-- START INPUT ROWS --
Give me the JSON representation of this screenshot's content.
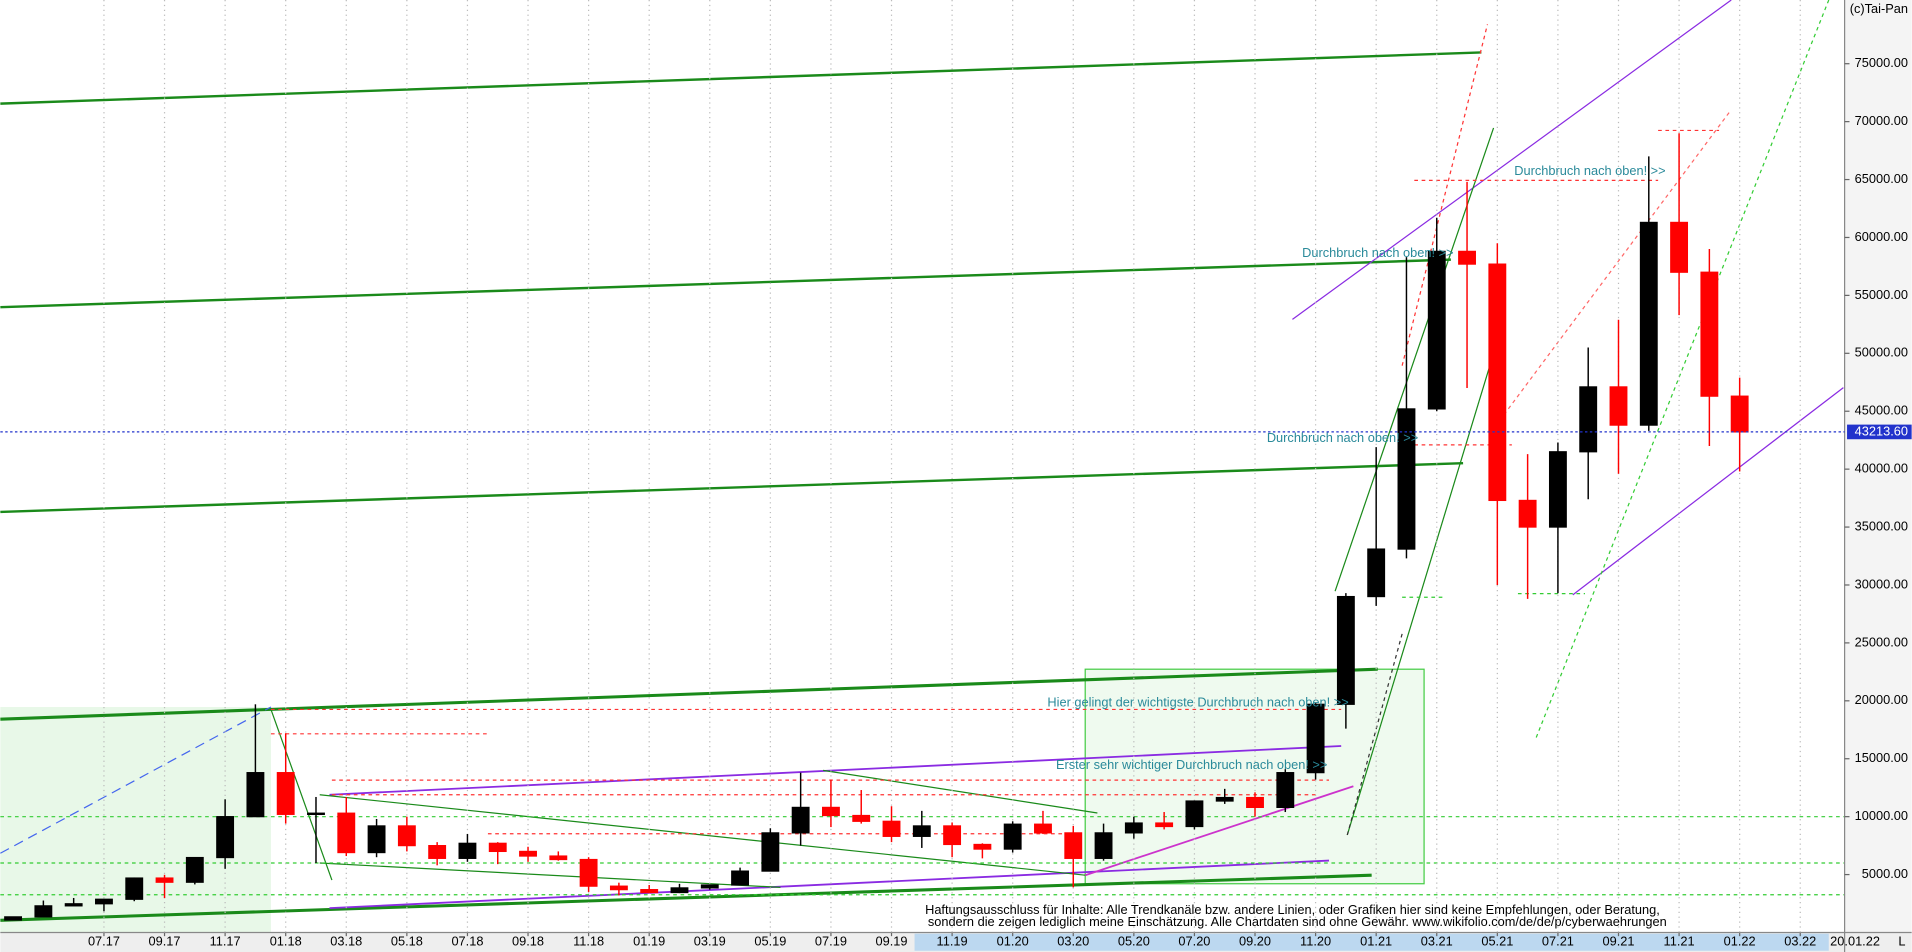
{
  "chart_data": {
    "type": "candlestick",
    "title": "(c)Tai-Pan",
    "categories": [
      null,
      null,
      null,
      "07.17",
      null,
      "09.17",
      null,
      "11.17",
      null,
      "01.18",
      null,
      "03.18",
      null,
      "05.18",
      null,
      "07.18",
      null,
      "09.18",
      null,
      "11.18",
      null,
      "01.19",
      null,
      "03.19",
      null,
      "05.19",
      null,
      "07.19",
      null,
      "09.19",
      null,
      "11.19",
      null,
      "01.20",
      null,
      "03.20",
      null,
      "05.20",
      null,
      "07.20",
      null,
      "09.20",
      null,
      "11.20",
      null,
      "01.21",
      null,
      "03.21",
      null,
      "05.21",
      null,
      "07.21",
      null,
      "09.21",
      null,
      "11.21",
      null,
      "01.22",
      null,
      "03.22"
    ],
    "open": [
      1080,
      1350,
      2300,
      2480,
      2870,
      4700,
      4340,
      6470,
      10000,
      13800,
      10200,
      10300,
      6900,
      9200,
      7500,
      6400,
      7700,
      7000,
      6600,
      6300,
      4000,
      3700,
      3450,
      3850,
      4100,
      5300,
      8600,
      10800,
      10100,
      9600,
      8300,
      9200,
      7600,
      7200,
      9350,
      8600,
      6400,
      8600,
      9450,
      9150,
      11350,
      11650,
      10800,
      13800,
      19700,
      29000,
      33100,
      45200,
      58800,
      57700,
      37300,
      35000,
      41500,
      47100,
      43800,
      61300,
      57000,
      46300,
      null,
      null
    ],
    "high": [
      1350,
      2760,
      2980,
      2900,
      4750,
      4980,
      6470,
      11500,
      19700,
      17200,
      11700,
      11700,
      9800,
      10000,
      7800,
      8500,
      7800,
      7400,
      7000,
      6500,
      4300,
      4100,
      4200,
      4100,
      5600,
      9000,
      13800,
      13200,
      12300,
      10900,
      10500,
      9500,
      7700,
      9600,
      10500,
      9200,
      9400,
      10000,
      10400,
      11400,
      12400,
      12100,
      14100,
      19800,
      29300,
      41900,
      58300,
      61700,
      64800,
      59500,
      41300,
      42300,
      50500,
      52900,
      67000,
      69000,
      59000,
      47900,
      null,
      null
    ],
    "low": [
      1080,
      1350,
      2300,
      1830,
      2700,
      2970,
      4150,
      5500,
      10000,
      9400,
      6000,
      6600,
      6500,
      7000,
      5800,
      6100,
      5900,
      6100,
      6200,
      3500,
      3200,
      3400,
      3400,
      3700,
      4100,
      5300,
      7500,
      9100,
      9400,
      7800,
      7300,
      6500,
      6400,
      6900,
      8500,
      3900,
      6200,
      8100,
      8900,
      8900,
      11100,
      10000,
      10400,
      13200,
      17600,
      28200,
      32300,
      45000,
      47000,
      30000,
      28800,
      29300,
      37400,
      39600,
      43300,
      53300,
      42000,
      39800,
      null,
      null
    ],
    "close": [
      1350,
      2300,
      2480,
      2870,
      4700,
      4340,
      6470,
      10000,
      13800,
      10200,
      10300,
      6900,
      9200,
      7500,
      6400,
      7700,
      7000,
      6600,
      6300,
      4000,
      3700,
      3450,
      3850,
      4100,
      5300,
      8600,
      10800,
      10100,
      9600,
      8300,
      9200,
      7600,
      7200,
      9350,
      8600,
      6400,
      8600,
      9450,
      9150,
      11350,
      11650,
      10800,
      13800,
      19700,
      29000,
      33100,
      45200,
      58800,
      57700,
      37300,
      35000,
      41500,
      47100,
      43800,
      61300,
      57000,
      46300,
      43213.6,
      null,
      null
    ],
    "up_color": "#000000",
    "down_color": "#ff0000",
    "ylim": [
      0,
      80500
    ],
    "yticks": [
      {
        "value": 5000,
        "label": "5000.00"
      },
      {
        "value": 10000,
        "label": "10000.00"
      },
      {
        "value": 15000,
        "label": "15000.00"
      },
      {
        "value": 20000,
        "label": "20000.00"
      },
      {
        "value": 25000,
        "label": "25000.00"
      },
      {
        "value": 30000,
        "label": "30000.00"
      },
      {
        "value": 35000,
        "label": "35000.00"
      },
      {
        "value": 40000,
        "label": "40000.00"
      },
      {
        "value": 45000,
        "label": "45000.00"
      },
      {
        "value": 50000,
        "label": "50000.00"
      },
      {
        "value": 55000,
        "label": "55000.00"
      },
      {
        "value": 60000,
        "label": "60000.00"
      },
      {
        "value": 65000,
        "label": "65000.00"
      },
      {
        "value": 70000,
        "label": "70000.00"
      },
      {
        "value": 75000,
        "label": "75000.00"
      }
    ],
    "last_price": {
      "value": 43213.6,
      "label": "43213.60"
    },
    "grid": true,
    "annotations": [
      "Durchbruch nach oben! >>",
      "Durchbruch nach oben! >>",
      "Durchbruch nach oben! >>",
      "Hier gelingt der wichtigste Durchbruch nach oben! >>",
      "Erster sehr wichtiger Durchbruch nach oben! >>"
    ],
    "disclaimer": [
      "Haftungsausschluss für Inhalte: Alle Trendkanäle bzw. andere Linien, oder Grafiken hier sind keine Empfehlungen, oder Beratung,",
      "sondern die zeigen lediglich meine  Einschätzung. Alle Chartdaten sind ohne Gewähr.  www.wikifolio.com/de/de/p/cyberwaehrungen"
    ],
    "date": "20.01.22",
    "scale_mode": "L"
  }
}
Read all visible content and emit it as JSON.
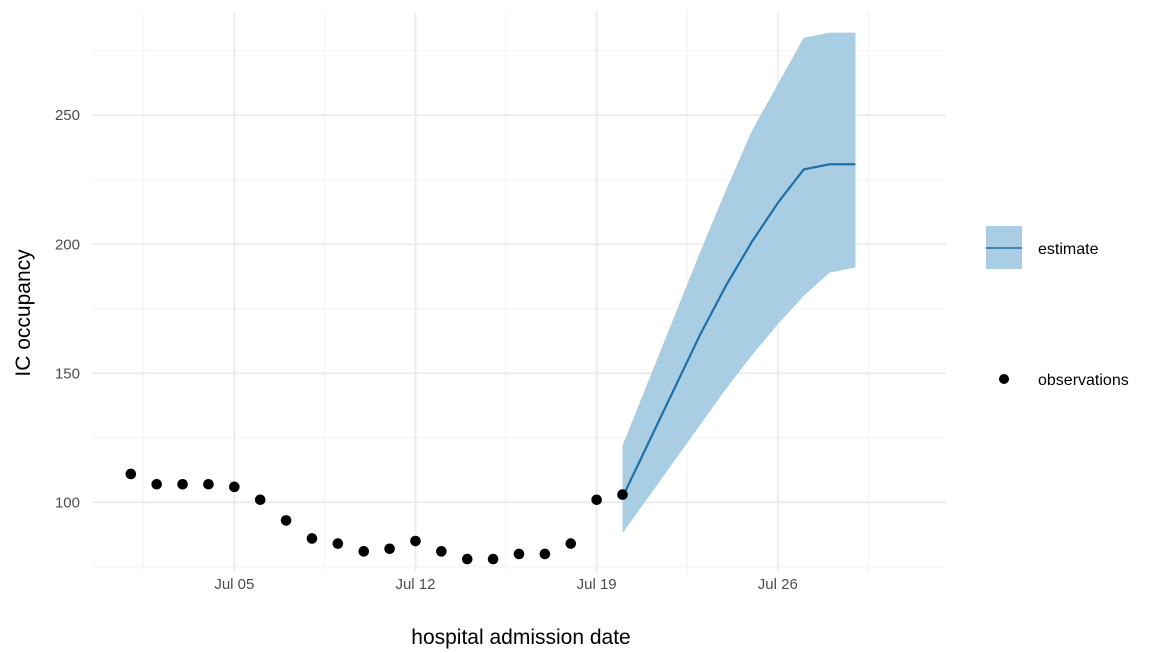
{
  "chart_data": {
    "type": "line",
    "xlabel": "hospital admission date",
    "ylabel": "IC occupancy",
    "x_tick_labels": [
      "Jul 05",
      "Jul 12",
      "Jul 19",
      "Jul 26"
    ],
    "x_tick_dates": [
      "2021-07-05",
      "2021-07-12",
      "2021-07-19",
      "2021-07-26"
    ],
    "y_ticks": [
      100,
      150,
      200,
      250
    ],
    "xlim": [
      "2021-06-29T12:00",
      "2021-08-01T12:00"
    ],
    "ylim": [
      73,
      290
    ],
    "grid": true,
    "legend_position": "right",
    "colors": {
      "estimate_line": "#1f6fa8",
      "ribbon": "#a9cde2",
      "observations": "#000000",
      "grid_major": "#ebebeb",
      "grid_minor": "#f4f4f4",
      "tick_label": "#4d4d4d"
    },
    "series": [
      {
        "name": "observations",
        "kind": "scatter",
        "x": [
          "2021-07-01",
          "2021-07-02",
          "2021-07-03",
          "2021-07-04",
          "2021-07-05",
          "2021-07-06",
          "2021-07-07",
          "2021-07-08",
          "2021-07-09",
          "2021-07-10",
          "2021-07-11",
          "2021-07-12",
          "2021-07-13",
          "2021-07-14",
          "2021-07-15",
          "2021-07-16",
          "2021-07-17",
          "2021-07-18",
          "2021-07-19",
          "2021-07-20"
        ],
        "values": [
          111,
          107,
          107,
          107,
          106,
          101,
          93,
          86,
          84,
          81,
          82,
          85,
          81,
          78,
          78,
          80,
          80,
          84,
          101,
          103
        ]
      },
      {
        "name": "estimate",
        "kind": "line_with_ribbon",
        "x": [
          "2021-07-20",
          "2021-07-21",
          "2021-07-22",
          "2021-07-23",
          "2021-07-24",
          "2021-07-25",
          "2021-07-26",
          "2021-07-27",
          "2021-07-28",
          "2021-07-29"
        ],
        "values": [
          102,
          123,
          144,
          165,
          184,
          201,
          216,
          229,
          231,
          231
        ],
        "lower": [
          88,
          102,
          116,
          130,
          144,
          157,
          169,
          180,
          189,
          191
        ],
        "upper": [
          122,
          147,
          172,
          197,
          221,
          244,
          262,
          280,
          282,
          282
        ]
      }
    ]
  }
}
-- END INPUT ROWS --
§ WHAT NEEDS TO BE DONE
Set each line of the records down exactly, leaving every picture out.

§ CORRECT ANSWER
Give me the JSON representation of this screenshot's content.
{
  "chart_data": {
    "type": "candlestick",
    "title": "(c)Tai-Pan",
    "categories": [
      null,
      null,
      null,
      "07.17",
      null,
      "09.17",
      null,
      "11.17",
      null,
      "01.18",
      null,
      "03.18",
      null,
      "05.18",
      null,
      "07.18",
      null,
      "09.18",
      null,
      "11.18",
      null,
      "01.19",
      null,
      "03.19",
      null,
      "05.19",
      null,
      "07.19",
      null,
      "09.19",
      null,
      "11.19",
      null,
      "01.20",
      null,
      "03.20",
      null,
      "05.20",
      null,
      "07.20",
      null,
      "09.20",
      null,
      "11.20",
      null,
      "01.21",
      null,
      "03.21",
      null,
      "05.21",
      null,
      "07.21",
      null,
      "09.21",
      null,
      "11.21",
      null,
      "01.22",
      null,
      "03.22"
    ],
    "open": [
      1080,
      1350,
      2300,
      2480,
      2870,
      4700,
      4340,
      6470,
      10000,
      13800,
      10200,
      10300,
      6900,
      9200,
      7500,
      6400,
      7700,
      7000,
      6600,
      6300,
      4000,
      3700,
      3450,
      3850,
      4100,
      5300,
      8600,
      10800,
      10100,
      9600,
      8300,
      9200,
      7600,
      7200,
      9350,
      8600,
      6400,
      8600,
      9450,
      9150,
      11350,
      11650,
      10800,
      13800,
      19700,
      29000,
      33100,
      45200,
      58800,
      57700,
      37300,
      35000,
      41500,
      47100,
      43800,
      61300,
      57000,
      46300,
      null,
      null
    ],
    "high": [
      1350,
      2760,
      2980,
      2900,
      4750,
      4980,
      6470,
      11500,
      19700,
      17200,
      11700,
      11700,
      9800,
      10000,
      7800,
      8500,
      7800,
      7400,
      7000,
      6500,
      4300,
      4100,
      4200,
      4100,
      5600,
      9000,
      13800,
      13200,
      12300,
      10900,
      10500,
      9500,
      7700,
      9600,
      10500,
      9200,
      9400,
      10000,
      10400,
      11400,
      12400,
      12100,
      14100,
      19800,
      29300,
      41900,
      58300,
      61700,
      64800,
      59500,
      41300,
      42300,
      50500,
      52900,
      67000,
      69000,
      59000,
      47900,
      null,
      null
    ],
    "low": [
      1080,
      1350,
      2300,
      1830,
      2700,
      2970,
      4150,
      5500,
      10000,
      9400,
      6000,
      6600,
      6500,
      7000,
      5800,
      6100,
      5900,
      6100,
      6200,
      3500,
      3200,
      3400,
      3400,
      3700,
      4100,
      5300,
      7500,
      9100,
      9400,
      7800,
      7300,
      6500,
      6400,
      6900,
      8500,
      3900,
      6200,
      8100,
      8900,
      8900,
      11100,
      10000,
      10400,
      13200,
      17600,
      28200,
      32300,
      45000,
      47000,
      30000,
      28800,
      29300,
      37400,
      39600,
      43300,
      53300,
      42000,
      39800,
      null,
      null
    ],
    "close": [
      1350,
      2300,
      2480,
      2870,
      4700,
      4340,
      6470,
      10000,
      13800,
      10200,
      10300,
      6900,
      9200,
      7500,
      6400,
      7700,
      7000,
      6600,
      6300,
      4000,
      3700,
      3450,
      3850,
      4100,
      5300,
      8600,
      10800,
      10100,
      9600,
      8300,
      9200,
      7600,
      7200,
      9350,
      8600,
      6400,
      8600,
      9450,
      9150,
      11350,
      11650,
      10800,
      13800,
      19700,
      29000,
      33100,
      45200,
      58800,
      57700,
      37300,
      35000,
      41500,
      47100,
      43800,
      61300,
      57000,
      46300,
      43213.6,
      null,
      null
    ],
    "up_color": "#000000",
    "down_color": "#ff0000",
    "ylim": [
      0,
      80500
    ],
    "yticks": [
      {
        "value": 5000,
        "label": "5000.00"
      },
      {
        "value": 10000,
        "label": "10000.00"
      },
      {
        "value": 15000,
        "label": "15000.00"
      },
      {
        "value": 20000,
        "label": "20000.00"
      },
      {
        "value": 25000,
        "label": "25000.00"
      },
      {
        "value": 30000,
        "label": "30000.00"
      },
      {
        "value": 35000,
        "label": "35000.00"
      },
      {
        "value": 40000,
        "label": "40000.00"
      },
      {
        "value": 45000,
        "label": "45000.00"
      },
      {
        "value": 50000,
        "label": "50000.00"
      },
      {
        "value": 55000,
        "label": "55000.00"
      },
      {
        "value": 60000,
        "label": "60000.00"
      },
      {
        "value": 65000,
        "label": "65000.00"
      },
      {
        "value": 70000,
        "label": "70000.00"
      },
      {
        "value": 75000,
        "label": "75000.00"
      }
    ],
    "last_price": {
      "value": 43213.6,
      "label": "43213.60"
    },
    "grid": true,
    "annotations": [
      "Durchbruch nach oben! >>",
      "Durchbruch nach oben! >>",
      "Durchbruch nach oben! >>",
      "Hier gelingt der wichtigste Durchbruch nach oben! >>",
      "Erster sehr wichtiger Durchbruch nach oben! >>"
    ],
    "disclaimer": [
      "Haftungsausschluss für Inhalte: Alle Trendkanäle bzw. andere Linien, oder Grafiken hier sind keine Empfehlungen, oder Beratung,",
      "sondern die zeigen lediglich meine  Einschätzung. Alle Chartdaten sind ohne Gewähr.  www.wikifolio.com/de/de/p/cyberwaehrungen"
    ],
    "date": "20.01.22",
    "scale_mode": "L"
  }
}
Read all visible content and emit it as JSON.
{
  "chart_data": {
    "type": "line",
    "xlabel": "hospital admission date",
    "ylabel": "IC occupancy",
    "x_tick_labels": [
      "Jul 05",
      "Jul 12",
      "Jul 19",
      "Jul 26"
    ],
    "x_tick_dates": [
      "2021-07-05",
      "2021-07-12",
      "2021-07-19",
      "2021-07-26"
    ],
    "y_ticks": [
      100,
      150,
      200,
      250
    ],
    "xlim": [
      "2021-06-29T12:00",
      "2021-08-01T12:00"
    ],
    "ylim": [
      73,
      290
    ],
    "grid": true,
    "legend_position": "right",
    "colors": {
      "estimate_line": "#1f6fa8",
      "ribbon": "#a9cde2",
      "observations": "#000000",
      "grid_major": "#ebebeb",
      "grid_minor": "#f4f4f4",
      "tick_label": "#4d4d4d"
    },
    "series": [
      {
        "name": "observations",
        "kind": "scatter",
        "x": [
          "2021-07-01",
          "2021-07-02",
          "2021-07-03",
          "2021-07-04",
          "2021-07-05",
          "2021-07-06",
          "2021-07-07",
          "2021-07-08",
          "2021-07-09",
          "2021-07-10",
          "2021-07-11",
          "2021-07-12",
          "2021-07-13",
          "2021-07-14",
          "2021-07-15",
          "2021-07-16",
          "2021-07-17",
          "2021-07-18",
          "2021-07-19",
          "2021-07-20"
        ],
        "values": [
          111,
          107,
          107,
          107,
          106,
          101,
          93,
          86,
          84,
          81,
          82,
          85,
          81,
          78,
          78,
          80,
          80,
          84,
          101,
          103
        ]
      },
      {
        "name": "estimate",
        "kind": "line_with_ribbon",
        "x": [
          "2021-07-20",
          "2021-07-21",
          "2021-07-22",
          "2021-07-23",
          "2021-07-24",
          "2021-07-25",
          "2021-07-26",
          "2021-07-27",
          "2021-07-28",
          "2021-07-29"
        ],
        "values": [
          102,
          123,
          144,
          165,
          184,
          201,
          216,
          229,
          231,
          231
        ],
        "lower": [
          88,
          102,
          116,
          130,
          144,
          157,
          169,
          180,
          189,
          191
        ],
        "upper": [
          122,
          147,
          172,
          197,
          221,
          244,
          262,
          280,
          282,
          282
        ]
      }
    ]
  }
}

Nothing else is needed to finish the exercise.